→ PROVIDED DATA
-*-*-
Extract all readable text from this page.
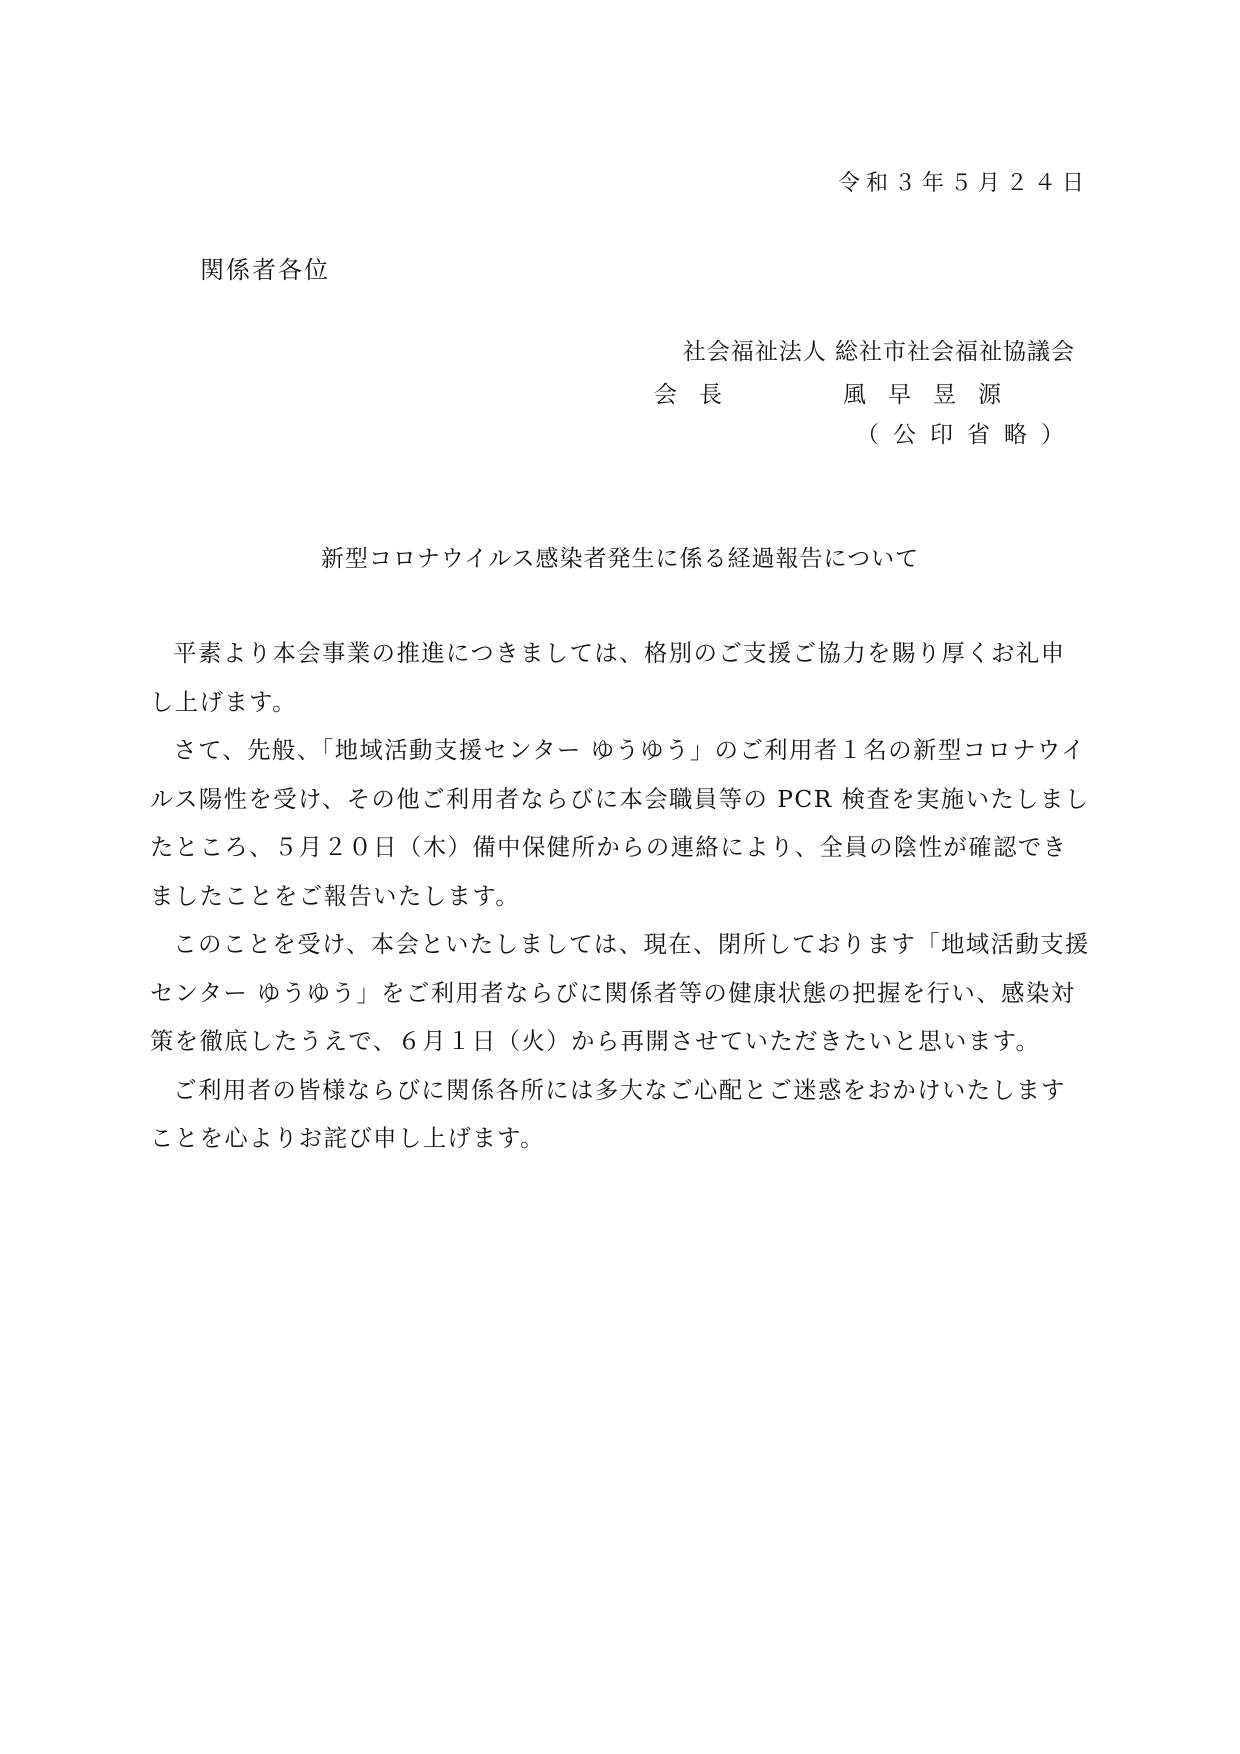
令和３年５月２４日
関係者各位
社会福祉法人 総社市社会福祉協議会
会長	風早昱源
（公印省略）
新型コロナウイルス感染者発生に係る経過報告について

平素より本会事業の推進につきましては、格別のご支援ご協力を賜り厚くお礼申し上げます。

さて、先般、「地域活動支援センター ゆうゆう」のご利用者１名の新型コロナウイルス陽性を受け、その他ご利用者ならびに本会職員等の PCR 検査を実施いたしましたところ、５月２０日（木）備中保健所からの連絡により、全員の陰性が確認できましたことをご報告いたします。

このことを受け、本会といたしましては、現在、閉所しております「地域活動支援センター ゆうゆう」をご利用者ならびに関係者等の健康状態の把握を行い、感染対策を徹底したうえで、６月１日（火）から再開させていただきたいと思います。

ご利用者の皆様ならびに関係各所には多大なご心配とご迷惑をおかけいたしますことを心よりお詫び申し上げます。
-*-*-
→ SHORT EXERCISE
Return all of the entries word for word, but omit the pictures.

→ ANSWER TO THE TASK
Extract all readable text from this page.
令和３年５月２４日
関係者各位
社会福祉法人 総社市社会福祉協議会
会長	風早昱源
（公印省略）
新型コロナウイルス感染者発生に係る経過報告について

平素より本会事業の推進につきましては、格別のご支援ご協力を賜り厚くお礼申し上げます。

さて、先般、「地域活動支援センター ゆうゆう」のご利用者１名の新型コロナウイルス陽性を受け、その他ご利用者ならびに本会職員等の PCR 検査を実施いたしましたところ、５月２０日（木）備中保健所からの連絡により、全員の陰性が確認できましたことをご報告いたします。

このことを受け、本会といたしましては、現在、閉所しております「地域活動支援センター ゆうゆう」をご利用者ならびに関係者等の健康状態の把握を行い、感染対策を徹底したうえで、６月１日（火）から再開させていただきたいと思います。

ご利用者の皆様ならびに関係各所には多大なご心配とご迷惑をおかけいたしますことを心よりお詫び申し上げます。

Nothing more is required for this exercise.